DATA LISTING ::
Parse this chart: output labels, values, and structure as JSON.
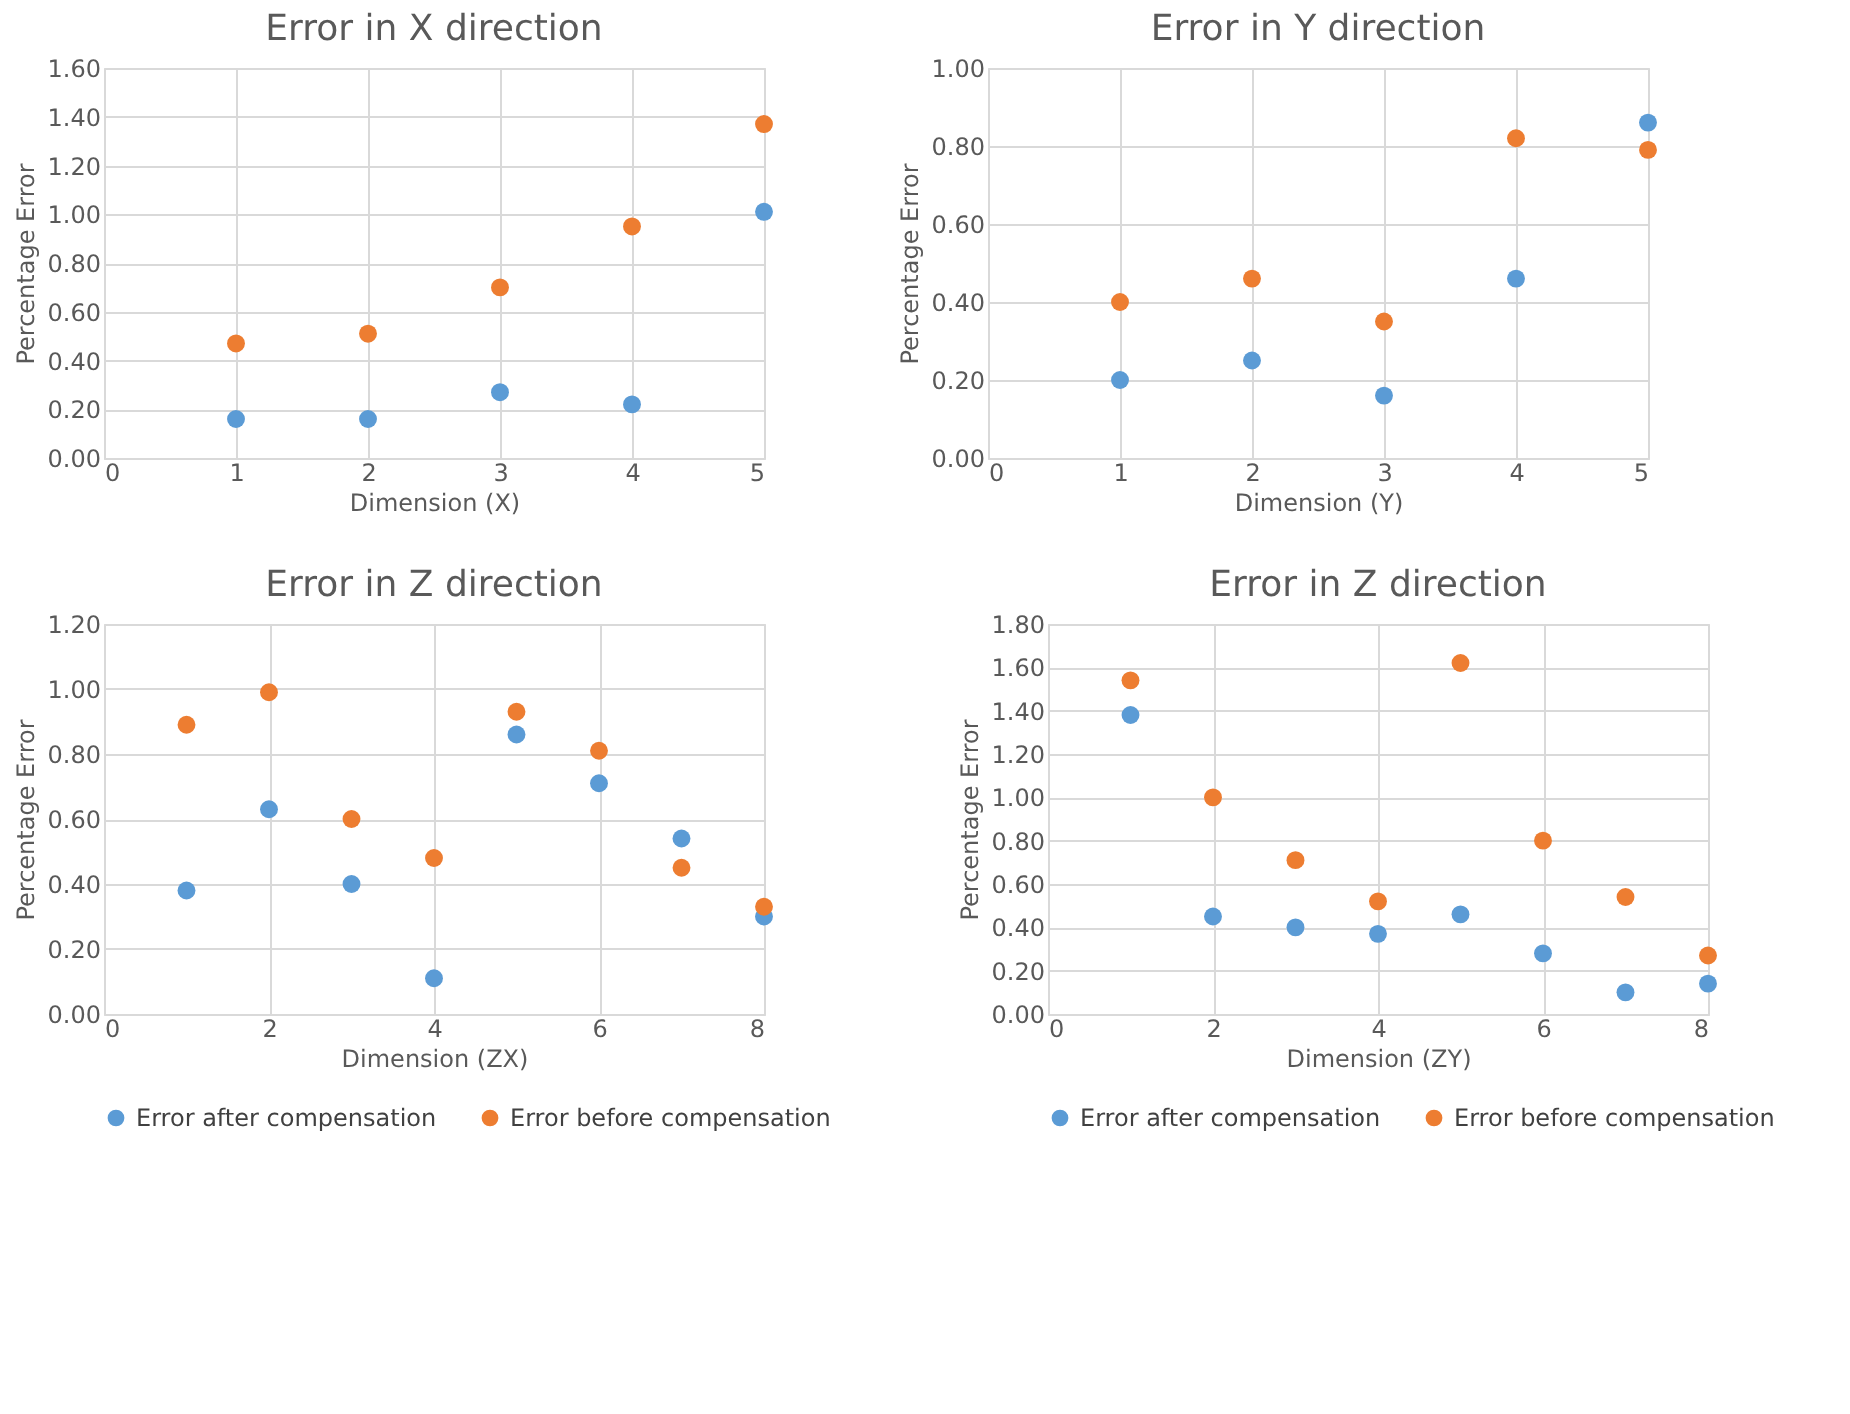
{
  "chart_data": [
    {
      "type": "scatter",
      "title": "Error in X direction",
      "xlabel": "Dimension (X)",
      "ylabel": "Percentage Error",
      "x": [
        1,
        2,
        3,
        4,
        5
      ],
      "series": [
        {
          "color": "#5b9bd5",
          "values": [
            0.16,
            0.16,
            0.27,
            0.22,
            1.01
          ]
        },
        {
          "color": "#ed7d31",
          "values": [
            0.47,
            0.51,
            0.7,
            0.95,
            1.37
          ]
        }
      ],
      "xlim": [
        0,
        5
      ],
      "xticks": [
        0,
        1,
        2,
        3,
        4,
        5
      ],
      "ylim": [
        0,
        1.6
      ],
      "yticks": [
        {
          "value": 0,
          "label": "0.00"
        },
        {
          "value": 0.2,
          "label": "0.20"
        },
        {
          "value": 0.4,
          "label": "0.40"
        },
        {
          "value": 0.6,
          "label": "0.60"
        },
        {
          "value": 0.8,
          "label": "0.80"
        },
        {
          "value": 1.0,
          "label": "1.00"
        },
        {
          "value": 1.2,
          "label": "1.20"
        },
        {
          "value": 1.4,
          "label": "1.40"
        },
        {
          "value": 1.6,
          "label": "1.60"
        }
      ],
      "grid": true,
      "marker": "circle",
      "legend": false
    },
    {
      "type": "scatter",
      "title": "Error in Y direction",
      "xlabel": "Dimension (Y)",
      "ylabel": "Percentage Error",
      "x": [
        1,
        2,
        3,
        4,
        5
      ],
      "series": [
        {
          "color": "#5b9bd5",
          "values": [
            0.2,
            0.25,
            0.16,
            0.46,
            0.86
          ]
        },
        {
          "color": "#ed7d31",
          "values": [
            0.4,
            0.46,
            0.35,
            0.82,
            0.79
          ]
        }
      ],
      "xlim": [
        0,
        5
      ],
      "xticks": [
        0,
        1,
        2,
        3,
        4,
        5
      ],
      "ylim": [
        0,
        1.0
      ],
      "yticks": [
        {
          "value": 0,
          "label": "0.00"
        },
        {
          "value": 0.2,
          "label": "0.20"
        },
        {
          "value": 0.4,
          "label": "0.40"
        },
        {
          "value": 0.6,
          "label": "0.60"
        },
        {
          "value": 0.8,
          "label": "0.80"
        },
        {
          "value": 1.0,
          "label": "1.00"
        }
      ],
      "grid": true,
      "marker": "circle",
      "legend": false
    },
    {
      "type": "scatter",
      "title": "Error in Z direction",
      "xlabel": "Dimension (ZX)",
      "ylabel": "Percentage Error",
      "x": [
        1,
        2,
        3,
        4,
        5,
        6,
        7,
        8
      ],
      "series": [
        {
          "name": "Error after compensation",
          "color": "#5b9bd5",
          "values": [
            0.38,
            0.63,
            0.4,
            0.11,
            0.86,
            0.71,
            0.54,
            0.3
          ]
        },
        {
          "name": "Error before compensation",
          "color": "#ed7d31",
          "values": [
            0.89,
            0.99,
            0.6,
            0.48,
            0.93,
            0.81,
            0.45,
            0.33
          ]
        }
      ],
      "xlim": [
        0,
        8
      ],
      "xticks": [
        0,
        2,
        4,
        6,
        8
      ],
      "ylim": [
        0,
        1.2
      ],
      "yticks": [
        {
          "value": 0,
          "label": "0.00"
        },
        {
          "value": 0.2,
          "label": "0.20"
        },
        {
          "value": 0.4,
          "label": "0.40"
        },
        {
          "value": 0.6,
          "label": "0.60"
        },
        {
          "value": 0.8,
          "label": "0.80"
        },
        {
          "value": 1.0,
          "label": "1.00"
        },
        {
          "value": 1.2,
          "label": "1.20"
        }
      ],
      "grid": true,
      "marker": "circle",
      "legend": "bottom"
    },
    {
      "type": "scatter",
      "title": "Error in Z direction",
      "xlabel": "Dimension (ZY)",
      "ylabel": "Percentage Error",
      "x": [
        1,
        2,
        3,
        4,
        5,
        6,
        7,
        8
      ],
      "series": [
        {
          "name": "Error after compensation",
          "color": "#5b9bd5",
          "values": [
            1.38,
            0.45,
            0.4,
            0.37,
            0.46,
            0.28,
            0.1,
            0.14
          ]
        },
        {
          "name": "Error before compensation",
          "color": "#ed7d31",
          "values": [
            1.54,
            1.0,
            0.71,
            0.52,
            1.62,
            0.8,
            0.54,
            0.27
          ]
        }
      ],
      "xlim": [
        0,
        8
      ],
      "xticks": [
        0,
        2,
        4,
        6,
        8
      ],
      "ylim": [
        0,
        1.8
      ],
      "yticks": [
        {
          "value": 0,
          "label": "0.00"
        },
        {
          "value": 0.2,
          "label": "0.20"
        },
        {
          "value": 0.4,
          "label": "0.40"
        },
        {
          "value": 0.6,
          "label": "0.60"
        },
        {
          "value": 0.8,
          "label": "0.80"
        },
        {
          "value": 1.0,
          "label": "1.00"
        },
        {
          "value": 1.2,
          "label": "1.20"
        },
        {
          "value": 1.4,
          "label": "1.40"
        },
        {
          "value": 1.6,
          "label": "1.60"
        },
        {
          "value": 1.8,
          "label": "1.80"
        }
      ],
      "grid": true,
      "marker": "circle",
      "legend": "bottom"
    }
  ]
}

AIM ::
From the records, copy every line that has the string "direction" in it.

SOLVED PROBLEM ::
      "title": "Error in X direction",
      "title": "Error in Y direction",
      "title": "Error in Z direction",
      "title": "Error in Z direction",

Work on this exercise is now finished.